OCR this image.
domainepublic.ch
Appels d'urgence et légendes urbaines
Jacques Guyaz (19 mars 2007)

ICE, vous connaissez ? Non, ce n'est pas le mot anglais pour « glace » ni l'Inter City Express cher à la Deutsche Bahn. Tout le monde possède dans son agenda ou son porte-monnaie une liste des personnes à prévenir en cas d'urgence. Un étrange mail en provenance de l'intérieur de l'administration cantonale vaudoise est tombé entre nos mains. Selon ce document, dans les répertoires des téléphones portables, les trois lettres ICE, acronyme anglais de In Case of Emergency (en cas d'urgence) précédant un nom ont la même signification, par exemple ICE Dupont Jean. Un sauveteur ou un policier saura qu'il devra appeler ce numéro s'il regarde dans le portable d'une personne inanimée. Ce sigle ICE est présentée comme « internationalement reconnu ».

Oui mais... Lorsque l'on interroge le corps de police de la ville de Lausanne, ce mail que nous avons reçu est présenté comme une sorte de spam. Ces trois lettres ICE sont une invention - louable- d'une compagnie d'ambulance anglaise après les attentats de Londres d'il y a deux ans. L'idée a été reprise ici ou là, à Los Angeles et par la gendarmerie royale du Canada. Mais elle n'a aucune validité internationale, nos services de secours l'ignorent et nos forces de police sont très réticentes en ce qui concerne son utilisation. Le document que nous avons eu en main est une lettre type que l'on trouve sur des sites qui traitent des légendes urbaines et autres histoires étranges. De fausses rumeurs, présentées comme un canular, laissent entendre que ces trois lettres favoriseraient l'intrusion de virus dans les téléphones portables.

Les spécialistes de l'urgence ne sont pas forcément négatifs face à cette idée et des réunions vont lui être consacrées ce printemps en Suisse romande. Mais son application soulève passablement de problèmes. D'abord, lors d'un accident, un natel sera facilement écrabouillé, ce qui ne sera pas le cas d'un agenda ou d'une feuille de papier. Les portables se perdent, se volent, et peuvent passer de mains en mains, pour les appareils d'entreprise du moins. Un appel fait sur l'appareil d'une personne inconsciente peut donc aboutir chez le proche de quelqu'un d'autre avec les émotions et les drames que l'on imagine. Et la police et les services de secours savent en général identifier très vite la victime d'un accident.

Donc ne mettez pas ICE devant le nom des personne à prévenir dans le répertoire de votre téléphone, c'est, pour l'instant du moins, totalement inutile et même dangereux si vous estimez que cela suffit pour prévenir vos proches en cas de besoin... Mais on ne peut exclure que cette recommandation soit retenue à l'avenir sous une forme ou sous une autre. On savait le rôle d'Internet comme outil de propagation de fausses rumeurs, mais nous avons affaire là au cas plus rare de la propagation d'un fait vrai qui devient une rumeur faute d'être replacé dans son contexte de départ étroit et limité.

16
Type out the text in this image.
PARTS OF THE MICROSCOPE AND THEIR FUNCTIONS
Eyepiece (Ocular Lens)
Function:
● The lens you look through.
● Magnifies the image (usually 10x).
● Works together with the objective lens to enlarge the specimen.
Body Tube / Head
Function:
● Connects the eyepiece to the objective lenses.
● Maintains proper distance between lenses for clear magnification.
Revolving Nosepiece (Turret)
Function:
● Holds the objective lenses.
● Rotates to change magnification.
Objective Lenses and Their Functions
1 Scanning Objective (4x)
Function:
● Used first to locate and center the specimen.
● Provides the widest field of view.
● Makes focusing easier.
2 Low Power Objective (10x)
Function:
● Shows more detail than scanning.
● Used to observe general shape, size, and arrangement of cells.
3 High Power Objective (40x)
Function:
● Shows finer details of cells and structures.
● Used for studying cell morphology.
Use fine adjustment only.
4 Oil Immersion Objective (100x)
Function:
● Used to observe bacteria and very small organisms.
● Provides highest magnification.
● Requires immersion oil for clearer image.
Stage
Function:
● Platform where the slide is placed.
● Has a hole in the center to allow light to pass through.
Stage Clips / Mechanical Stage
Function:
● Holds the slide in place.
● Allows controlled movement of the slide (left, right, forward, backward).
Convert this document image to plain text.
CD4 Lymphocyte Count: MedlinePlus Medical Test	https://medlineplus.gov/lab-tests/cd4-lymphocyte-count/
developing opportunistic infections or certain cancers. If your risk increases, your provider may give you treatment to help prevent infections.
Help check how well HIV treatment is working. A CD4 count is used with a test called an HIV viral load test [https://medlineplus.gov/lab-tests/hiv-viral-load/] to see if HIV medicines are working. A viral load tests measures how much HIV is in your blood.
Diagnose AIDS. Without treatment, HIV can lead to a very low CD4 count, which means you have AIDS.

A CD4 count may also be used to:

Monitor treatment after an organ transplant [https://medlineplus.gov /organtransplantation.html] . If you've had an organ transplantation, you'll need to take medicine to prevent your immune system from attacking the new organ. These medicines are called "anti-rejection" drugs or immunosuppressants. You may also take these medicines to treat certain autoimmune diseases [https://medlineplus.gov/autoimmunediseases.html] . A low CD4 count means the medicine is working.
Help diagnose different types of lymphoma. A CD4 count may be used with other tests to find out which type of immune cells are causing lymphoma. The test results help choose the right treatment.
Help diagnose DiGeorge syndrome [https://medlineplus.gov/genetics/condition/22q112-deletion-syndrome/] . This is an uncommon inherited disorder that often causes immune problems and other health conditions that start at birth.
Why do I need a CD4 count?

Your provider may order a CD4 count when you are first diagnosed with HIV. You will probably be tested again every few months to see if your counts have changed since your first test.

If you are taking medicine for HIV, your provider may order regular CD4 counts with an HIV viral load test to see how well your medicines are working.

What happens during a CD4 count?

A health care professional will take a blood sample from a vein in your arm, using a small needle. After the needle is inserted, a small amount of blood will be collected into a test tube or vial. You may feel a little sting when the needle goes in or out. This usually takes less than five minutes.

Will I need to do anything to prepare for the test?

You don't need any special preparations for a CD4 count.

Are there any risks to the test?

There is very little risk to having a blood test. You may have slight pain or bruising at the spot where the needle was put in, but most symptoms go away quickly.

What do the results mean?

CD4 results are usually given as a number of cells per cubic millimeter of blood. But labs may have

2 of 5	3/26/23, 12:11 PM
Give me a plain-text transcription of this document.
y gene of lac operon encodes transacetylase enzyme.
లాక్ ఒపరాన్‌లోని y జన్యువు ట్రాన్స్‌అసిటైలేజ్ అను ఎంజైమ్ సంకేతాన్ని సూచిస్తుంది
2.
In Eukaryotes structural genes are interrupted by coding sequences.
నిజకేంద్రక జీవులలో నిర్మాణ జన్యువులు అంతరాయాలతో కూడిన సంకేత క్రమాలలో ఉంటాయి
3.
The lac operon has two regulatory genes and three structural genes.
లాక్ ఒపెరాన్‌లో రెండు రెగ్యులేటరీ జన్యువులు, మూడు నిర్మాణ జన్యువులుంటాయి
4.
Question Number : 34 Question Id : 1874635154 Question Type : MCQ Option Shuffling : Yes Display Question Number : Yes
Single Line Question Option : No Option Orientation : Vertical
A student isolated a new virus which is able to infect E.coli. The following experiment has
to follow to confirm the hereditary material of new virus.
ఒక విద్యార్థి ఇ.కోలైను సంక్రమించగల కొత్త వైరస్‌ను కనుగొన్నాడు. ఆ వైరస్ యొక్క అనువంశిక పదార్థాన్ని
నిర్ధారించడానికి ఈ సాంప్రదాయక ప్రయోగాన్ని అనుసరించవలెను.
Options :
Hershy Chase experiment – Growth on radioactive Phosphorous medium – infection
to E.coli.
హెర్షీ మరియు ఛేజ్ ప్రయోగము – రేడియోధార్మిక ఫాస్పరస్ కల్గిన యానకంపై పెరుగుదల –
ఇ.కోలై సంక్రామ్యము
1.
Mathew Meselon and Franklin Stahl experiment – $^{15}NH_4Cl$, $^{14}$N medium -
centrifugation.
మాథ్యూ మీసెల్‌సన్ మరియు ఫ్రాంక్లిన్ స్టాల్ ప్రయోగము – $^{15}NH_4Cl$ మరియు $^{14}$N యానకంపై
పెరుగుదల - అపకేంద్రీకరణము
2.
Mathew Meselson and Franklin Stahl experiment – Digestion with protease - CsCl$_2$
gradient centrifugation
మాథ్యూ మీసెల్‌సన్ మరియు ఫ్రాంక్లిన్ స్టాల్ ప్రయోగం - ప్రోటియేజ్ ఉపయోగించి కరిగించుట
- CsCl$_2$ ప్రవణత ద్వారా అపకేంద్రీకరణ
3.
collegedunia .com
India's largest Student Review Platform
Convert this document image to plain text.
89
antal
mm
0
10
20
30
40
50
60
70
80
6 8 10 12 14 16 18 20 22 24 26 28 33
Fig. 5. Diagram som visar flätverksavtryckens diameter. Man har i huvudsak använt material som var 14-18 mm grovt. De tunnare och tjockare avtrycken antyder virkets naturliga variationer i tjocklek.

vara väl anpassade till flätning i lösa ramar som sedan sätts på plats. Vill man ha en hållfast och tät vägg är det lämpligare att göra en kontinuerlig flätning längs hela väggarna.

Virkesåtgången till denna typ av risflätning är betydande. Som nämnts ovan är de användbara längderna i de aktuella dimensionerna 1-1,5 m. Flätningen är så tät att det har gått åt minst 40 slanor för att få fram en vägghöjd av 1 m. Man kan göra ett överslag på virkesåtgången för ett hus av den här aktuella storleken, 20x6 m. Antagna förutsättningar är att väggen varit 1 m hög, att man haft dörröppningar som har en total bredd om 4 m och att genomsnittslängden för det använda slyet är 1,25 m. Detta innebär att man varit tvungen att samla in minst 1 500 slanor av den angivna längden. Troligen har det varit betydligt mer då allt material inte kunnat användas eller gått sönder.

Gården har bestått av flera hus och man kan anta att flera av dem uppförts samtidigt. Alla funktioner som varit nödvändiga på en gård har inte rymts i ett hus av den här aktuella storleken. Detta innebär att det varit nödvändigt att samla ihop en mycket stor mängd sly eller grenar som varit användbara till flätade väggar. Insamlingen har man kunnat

■ ■ ■ ■ ■

#### Task statement:
Copy all lines above containing the string "prevent".

#### Answer for the task:
developing opportunistic infections or certain cancers. If your risk increases, your provider may give you treatment to help prevent infections.
Monitor treatment after an organ transplant [https://medlineplus.gov /organtransplantation.html] . If you've had an organ transplantation, you'll need to take medicine to prevent your immune system from attacking the new organ. These medicines are called "anti-rejection" drugs or immunosuppressants. You may also take these medicines to treat certain autoimmune diseases [https://medlineplus.gov/autoimmunediseases.html] . A low CD4 count means the medicine is working.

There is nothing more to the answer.